┌─ Belge Pasajı

Bütün bunlar, siyasi işaretin verilmemesi,Ukrayna'nın geçmişinden kopma ve savaş sonrası AB'ye çok daha ciddi şekilde bağlanacak yeni bir sayfa açma girişiminin desteklenmemesi gerektiği anlamına gelmiyor. Pek çok örnek var, hiç de en başarılısı olmayan birini hatırlatayım; Kıbrıs'ın AB'ye nasıl kabul edildiği. Almanya'nın birleşmesi nasıl oldu ama ondan önce bir bölümü, NATO'ya üye olarak kabul edildi. Yani uluslararası örgütlerde bu tarz uygulamalar yaşandı.

-   Yani bize Ukrayna'nın bir kısmının kabul edilebileceğini, ancak askeri harekâtın veya diyelim tartışmalı bölgenin olduğu kısmın kabul edilemeyeceğini mi söylüyorsunuz?

-   Kuşkusuz, savaş olduğu zaman, yani sıcak çatışma olduğunda ya da donmuş bir çatışma olduğunda AB, bu çatışmaları kendi evine taşımamak amacıyla her zaman çözülmesini tercih etmiştir.

└─
┌─ Veri Bölümü

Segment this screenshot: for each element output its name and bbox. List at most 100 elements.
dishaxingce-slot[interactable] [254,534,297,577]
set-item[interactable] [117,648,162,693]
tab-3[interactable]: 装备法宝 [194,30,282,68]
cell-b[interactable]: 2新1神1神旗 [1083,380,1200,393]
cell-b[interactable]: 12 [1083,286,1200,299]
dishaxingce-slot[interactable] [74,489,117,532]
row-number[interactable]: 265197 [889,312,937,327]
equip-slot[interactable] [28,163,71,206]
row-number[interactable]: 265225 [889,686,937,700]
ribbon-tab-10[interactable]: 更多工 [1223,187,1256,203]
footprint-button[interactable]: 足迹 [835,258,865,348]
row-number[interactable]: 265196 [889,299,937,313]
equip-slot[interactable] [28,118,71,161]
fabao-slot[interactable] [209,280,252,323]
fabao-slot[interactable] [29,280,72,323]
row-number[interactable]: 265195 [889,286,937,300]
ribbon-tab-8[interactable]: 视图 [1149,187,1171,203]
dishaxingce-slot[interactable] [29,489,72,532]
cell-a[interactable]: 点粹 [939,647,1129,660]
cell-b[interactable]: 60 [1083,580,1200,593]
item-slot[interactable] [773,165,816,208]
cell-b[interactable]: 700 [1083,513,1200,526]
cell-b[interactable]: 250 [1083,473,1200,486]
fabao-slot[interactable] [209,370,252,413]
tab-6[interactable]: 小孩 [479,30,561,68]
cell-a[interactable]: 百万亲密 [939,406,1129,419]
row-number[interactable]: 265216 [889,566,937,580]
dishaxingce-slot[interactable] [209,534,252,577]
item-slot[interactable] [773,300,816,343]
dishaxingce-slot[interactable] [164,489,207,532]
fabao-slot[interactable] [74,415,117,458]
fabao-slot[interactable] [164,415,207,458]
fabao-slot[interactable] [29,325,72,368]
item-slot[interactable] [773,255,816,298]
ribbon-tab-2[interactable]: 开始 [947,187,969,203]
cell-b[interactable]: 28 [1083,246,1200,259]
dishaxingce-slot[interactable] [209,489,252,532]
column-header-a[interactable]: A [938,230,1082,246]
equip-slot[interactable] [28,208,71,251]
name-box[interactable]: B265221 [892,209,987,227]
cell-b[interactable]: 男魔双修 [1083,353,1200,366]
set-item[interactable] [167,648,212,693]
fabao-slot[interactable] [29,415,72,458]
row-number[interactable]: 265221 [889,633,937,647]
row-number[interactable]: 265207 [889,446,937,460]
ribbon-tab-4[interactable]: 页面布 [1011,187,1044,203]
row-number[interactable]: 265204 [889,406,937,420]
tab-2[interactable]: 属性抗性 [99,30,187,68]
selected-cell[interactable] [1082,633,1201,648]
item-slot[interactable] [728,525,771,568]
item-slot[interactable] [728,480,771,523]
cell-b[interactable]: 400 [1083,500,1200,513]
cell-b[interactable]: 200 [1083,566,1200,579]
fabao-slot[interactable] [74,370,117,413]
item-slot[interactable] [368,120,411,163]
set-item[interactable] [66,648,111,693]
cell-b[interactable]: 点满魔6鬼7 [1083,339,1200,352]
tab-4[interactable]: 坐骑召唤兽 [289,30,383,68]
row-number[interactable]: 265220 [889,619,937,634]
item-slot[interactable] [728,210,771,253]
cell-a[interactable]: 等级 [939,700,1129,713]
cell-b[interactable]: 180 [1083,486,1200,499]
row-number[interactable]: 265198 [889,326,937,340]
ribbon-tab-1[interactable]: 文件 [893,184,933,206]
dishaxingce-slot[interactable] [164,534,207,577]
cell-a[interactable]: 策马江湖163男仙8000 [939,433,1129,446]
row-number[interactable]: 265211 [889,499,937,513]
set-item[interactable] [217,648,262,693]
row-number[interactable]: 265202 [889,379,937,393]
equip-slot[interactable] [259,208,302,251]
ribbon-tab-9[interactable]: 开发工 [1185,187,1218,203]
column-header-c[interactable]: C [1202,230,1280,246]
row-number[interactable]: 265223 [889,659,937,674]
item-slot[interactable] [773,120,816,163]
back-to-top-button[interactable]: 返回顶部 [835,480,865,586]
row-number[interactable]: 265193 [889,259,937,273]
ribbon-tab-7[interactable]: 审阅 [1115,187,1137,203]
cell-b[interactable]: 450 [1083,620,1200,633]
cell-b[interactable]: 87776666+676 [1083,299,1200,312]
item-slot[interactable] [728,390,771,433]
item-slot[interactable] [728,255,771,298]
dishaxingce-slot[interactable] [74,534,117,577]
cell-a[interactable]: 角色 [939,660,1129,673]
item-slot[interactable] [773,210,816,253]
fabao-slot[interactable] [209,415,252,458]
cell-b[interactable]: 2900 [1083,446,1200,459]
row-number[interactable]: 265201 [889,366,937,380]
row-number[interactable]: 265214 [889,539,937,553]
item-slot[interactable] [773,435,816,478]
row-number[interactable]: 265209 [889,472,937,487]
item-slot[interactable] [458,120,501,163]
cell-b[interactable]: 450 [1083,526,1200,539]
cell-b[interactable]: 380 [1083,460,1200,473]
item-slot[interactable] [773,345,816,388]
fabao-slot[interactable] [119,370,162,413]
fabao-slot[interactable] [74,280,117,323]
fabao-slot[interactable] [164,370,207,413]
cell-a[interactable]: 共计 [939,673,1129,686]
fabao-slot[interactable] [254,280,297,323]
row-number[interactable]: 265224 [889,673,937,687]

└─
┌─ Veri Bölümü

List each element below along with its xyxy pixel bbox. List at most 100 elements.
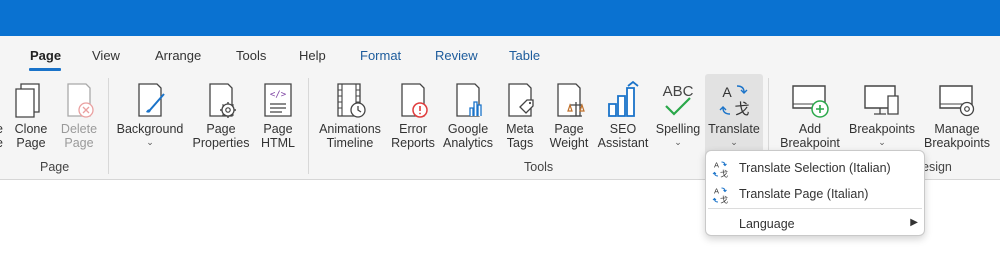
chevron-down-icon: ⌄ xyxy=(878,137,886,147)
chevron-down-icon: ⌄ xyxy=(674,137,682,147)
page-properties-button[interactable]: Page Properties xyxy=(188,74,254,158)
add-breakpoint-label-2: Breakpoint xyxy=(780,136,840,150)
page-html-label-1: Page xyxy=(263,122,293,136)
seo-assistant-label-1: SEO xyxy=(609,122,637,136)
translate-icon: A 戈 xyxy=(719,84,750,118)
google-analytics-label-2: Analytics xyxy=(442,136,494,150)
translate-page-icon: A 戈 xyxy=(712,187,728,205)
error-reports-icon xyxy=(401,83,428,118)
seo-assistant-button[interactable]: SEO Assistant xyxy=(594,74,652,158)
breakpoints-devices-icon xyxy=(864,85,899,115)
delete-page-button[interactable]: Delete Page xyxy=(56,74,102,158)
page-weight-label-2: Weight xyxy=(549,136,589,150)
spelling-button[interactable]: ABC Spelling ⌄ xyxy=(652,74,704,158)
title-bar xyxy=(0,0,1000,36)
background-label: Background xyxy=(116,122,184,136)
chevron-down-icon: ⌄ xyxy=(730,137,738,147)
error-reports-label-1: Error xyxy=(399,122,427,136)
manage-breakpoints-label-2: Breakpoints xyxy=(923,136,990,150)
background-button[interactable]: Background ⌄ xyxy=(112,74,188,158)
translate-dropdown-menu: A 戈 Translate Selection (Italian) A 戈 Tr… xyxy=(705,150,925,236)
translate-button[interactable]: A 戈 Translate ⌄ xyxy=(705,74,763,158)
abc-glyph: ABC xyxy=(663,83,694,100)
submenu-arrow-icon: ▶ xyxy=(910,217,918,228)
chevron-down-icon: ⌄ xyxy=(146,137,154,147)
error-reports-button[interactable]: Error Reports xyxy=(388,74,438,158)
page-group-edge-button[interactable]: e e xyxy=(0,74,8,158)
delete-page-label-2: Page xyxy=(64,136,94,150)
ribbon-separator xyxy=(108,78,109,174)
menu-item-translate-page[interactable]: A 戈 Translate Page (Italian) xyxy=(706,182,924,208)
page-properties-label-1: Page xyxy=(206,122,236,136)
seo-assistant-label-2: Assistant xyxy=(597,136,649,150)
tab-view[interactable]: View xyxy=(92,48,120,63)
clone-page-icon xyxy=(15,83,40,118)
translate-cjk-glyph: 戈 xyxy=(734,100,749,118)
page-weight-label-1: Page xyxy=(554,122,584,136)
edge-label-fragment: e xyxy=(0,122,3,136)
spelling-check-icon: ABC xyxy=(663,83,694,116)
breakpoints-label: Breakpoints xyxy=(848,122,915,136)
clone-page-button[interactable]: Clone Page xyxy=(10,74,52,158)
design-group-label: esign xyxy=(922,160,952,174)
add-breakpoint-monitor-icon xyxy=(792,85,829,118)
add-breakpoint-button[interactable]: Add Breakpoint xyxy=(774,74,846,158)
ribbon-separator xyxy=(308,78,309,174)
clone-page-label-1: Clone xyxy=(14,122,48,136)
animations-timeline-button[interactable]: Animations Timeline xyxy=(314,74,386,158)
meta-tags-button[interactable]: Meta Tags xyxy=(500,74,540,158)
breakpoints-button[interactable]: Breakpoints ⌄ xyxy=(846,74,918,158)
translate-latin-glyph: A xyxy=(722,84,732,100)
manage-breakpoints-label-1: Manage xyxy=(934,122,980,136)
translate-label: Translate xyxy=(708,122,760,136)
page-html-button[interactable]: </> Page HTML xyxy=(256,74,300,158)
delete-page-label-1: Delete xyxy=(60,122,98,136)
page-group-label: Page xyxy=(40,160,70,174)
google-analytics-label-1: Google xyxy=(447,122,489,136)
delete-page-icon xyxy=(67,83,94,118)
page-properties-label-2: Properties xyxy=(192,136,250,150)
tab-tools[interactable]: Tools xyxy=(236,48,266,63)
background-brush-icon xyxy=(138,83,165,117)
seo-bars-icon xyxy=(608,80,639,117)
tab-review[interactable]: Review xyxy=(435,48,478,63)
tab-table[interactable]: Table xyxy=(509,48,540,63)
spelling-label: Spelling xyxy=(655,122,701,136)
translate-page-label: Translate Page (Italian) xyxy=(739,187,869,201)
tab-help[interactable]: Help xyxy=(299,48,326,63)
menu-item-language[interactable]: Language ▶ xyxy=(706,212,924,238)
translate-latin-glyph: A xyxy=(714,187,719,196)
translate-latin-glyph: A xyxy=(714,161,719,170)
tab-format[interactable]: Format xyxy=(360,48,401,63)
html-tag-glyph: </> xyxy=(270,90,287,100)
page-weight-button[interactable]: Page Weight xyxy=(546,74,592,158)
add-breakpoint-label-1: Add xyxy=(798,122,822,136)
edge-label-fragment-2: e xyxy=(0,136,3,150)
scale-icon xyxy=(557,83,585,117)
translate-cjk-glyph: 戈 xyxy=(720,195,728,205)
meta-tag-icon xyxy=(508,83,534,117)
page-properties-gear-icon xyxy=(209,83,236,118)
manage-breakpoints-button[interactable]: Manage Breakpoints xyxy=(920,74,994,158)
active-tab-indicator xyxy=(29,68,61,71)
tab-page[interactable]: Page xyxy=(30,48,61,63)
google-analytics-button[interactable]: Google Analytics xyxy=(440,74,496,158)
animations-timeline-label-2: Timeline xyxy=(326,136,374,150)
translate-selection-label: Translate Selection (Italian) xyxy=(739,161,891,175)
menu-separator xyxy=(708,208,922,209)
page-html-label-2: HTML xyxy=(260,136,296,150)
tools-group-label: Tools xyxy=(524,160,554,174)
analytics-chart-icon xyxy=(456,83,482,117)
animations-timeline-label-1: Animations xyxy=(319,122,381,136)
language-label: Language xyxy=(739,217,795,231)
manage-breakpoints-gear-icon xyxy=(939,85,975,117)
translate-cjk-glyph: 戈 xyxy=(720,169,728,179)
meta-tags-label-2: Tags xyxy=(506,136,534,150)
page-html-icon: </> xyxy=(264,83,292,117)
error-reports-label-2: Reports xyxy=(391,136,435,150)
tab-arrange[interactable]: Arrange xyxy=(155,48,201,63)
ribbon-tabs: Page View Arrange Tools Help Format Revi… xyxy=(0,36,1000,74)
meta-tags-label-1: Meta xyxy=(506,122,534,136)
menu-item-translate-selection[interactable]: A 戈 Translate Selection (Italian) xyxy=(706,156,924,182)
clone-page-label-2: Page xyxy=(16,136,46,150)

└─

*Yazılı Görev A*:
Belge pasajına göre aşağıdaki soruları yanıtlayınız:
(i) AB'ye kabulü örnek olarak hatırlatılan ülke hangisidir?
(ii) Almanya'nın birleşmesinden önce bir bölümü hangi örgüte üye olarak kabul edilmiştir?
(iii) Sıcak ya da donmuş bir çatışma olduğunda AB, çatışmaları kendi evine taşımamak amacıyla her zaman neyi tercih etmiştir?
*Yazılı Görev B*: Belge pasajındaki "Yani uluslararası örgütlerde bu tarz uygulamalar yaşandı." cümlesini İngilizceye çeviriniz.
*Yazılı Görev C*: Belge pasajından "-   Kuşkusuz, savaş" ile "çözülmesini tercih etmiştir." arasındaki bölümü, her iki ifade de dahil olmak üzere aynen çıkarınız.
Bu veriler başka bir kaynaktan alınmıştır.

*Eksiksiz Yanıt A*:
(i) Kıbrıs.
(ii) NATO.
(iii) Çatışmaların çözülmesini.

*Eksiksiz Yanıt B*: So such practices have taken place in international organizations.

*Eksiksiz Yanıt C*:
-   Kuşkusuz, savaş olduğu zaman, yani sıcak çatışma olduğunda ya da donmuş bir çatışma olduğunda AB, bu çatışmaları kendi evine taşımamak amacıyla her zaman çözülmesini tercih etmiştir.